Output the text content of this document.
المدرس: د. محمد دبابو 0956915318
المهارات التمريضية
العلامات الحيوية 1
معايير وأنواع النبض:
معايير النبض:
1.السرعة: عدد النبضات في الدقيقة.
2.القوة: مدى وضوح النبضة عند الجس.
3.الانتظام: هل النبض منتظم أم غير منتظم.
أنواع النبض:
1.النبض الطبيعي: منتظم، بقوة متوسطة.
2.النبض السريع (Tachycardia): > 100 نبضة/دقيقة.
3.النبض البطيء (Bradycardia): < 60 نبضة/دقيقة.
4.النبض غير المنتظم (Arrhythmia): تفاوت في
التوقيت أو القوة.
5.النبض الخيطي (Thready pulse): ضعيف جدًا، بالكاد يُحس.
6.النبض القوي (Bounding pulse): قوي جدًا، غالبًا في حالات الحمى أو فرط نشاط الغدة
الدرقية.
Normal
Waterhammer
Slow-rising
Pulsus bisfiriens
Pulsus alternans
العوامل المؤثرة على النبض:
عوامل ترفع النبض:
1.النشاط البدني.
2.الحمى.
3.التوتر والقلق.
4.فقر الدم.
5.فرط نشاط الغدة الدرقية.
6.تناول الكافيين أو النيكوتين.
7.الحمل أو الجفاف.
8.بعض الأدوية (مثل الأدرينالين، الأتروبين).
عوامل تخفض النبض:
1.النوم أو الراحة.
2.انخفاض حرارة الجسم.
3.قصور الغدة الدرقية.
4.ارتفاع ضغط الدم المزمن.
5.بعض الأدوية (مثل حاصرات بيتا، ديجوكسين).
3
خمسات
^^^^^^^^
→ Aim: Nothing should be left out: repeat all of the data exactly.

→ Output for this exercise:
Output the text content of this document.
المدرس: د. محمد دبابو 0956915318
المهارات التمريضية
العلامات الحيوية 1
معايير وأنواع النبض:
معايير النبض:
1.السرعة: عدد النبضات في الدقيقة.
2.القوة: مدى وضوح النبضة عند الجس.
3.الانتظام: هل النبض منتظم أم غير منتظم.
أنواع النبض:
1.النبض الطبيعي: منتظم، بقوة متوسطة.
2.النبض السريع (Tachycardia): > 100 نبضة/دقيقة.
3.النبض البطيء (Bradycardia): < 60 نبضة/دقيقة.
4.النبض غير المنتظم (Arrhythmia): تفاوت في
التوقيت أو القوة.
5.النبض الخيطي (Thready pulse): ضعيف جدًا، بالكاد يُحس.
6.النبض القوي (Bounding pulse): قوي جدًا، غالبًا في حالات الحمى أو فرط نشاط الغدة
الدرقية.
Normal
Waterhammer
Slow-rising
Pulsus bisfiriens
Pulsus alternans
العوامل المؤثرة على النبض:
عوامل ترفع النبض:
1.النشاط البدني.
2.الحمى.
3.التوتر والقلق.
4.فقر الدم.
5.فرط نشاط الغدة الدرقية.
6.تناول الكافيين أو النيكوتين.
7.الحمل أو الجفاف.
8.بعض الأدوية (مثل الأدرينالين، الأتروبين).
عوامل تخفض النبض:
1.النوم أو الراحة.
2.انخفاض حرارة الجسم.
3.قصور الغدة الدرقية.
4.ارتفاع ضغط الدم المزمن.
5.بعض الأدوية (مثل حاصرات بيتا، ديجوكسين).
3
خمسات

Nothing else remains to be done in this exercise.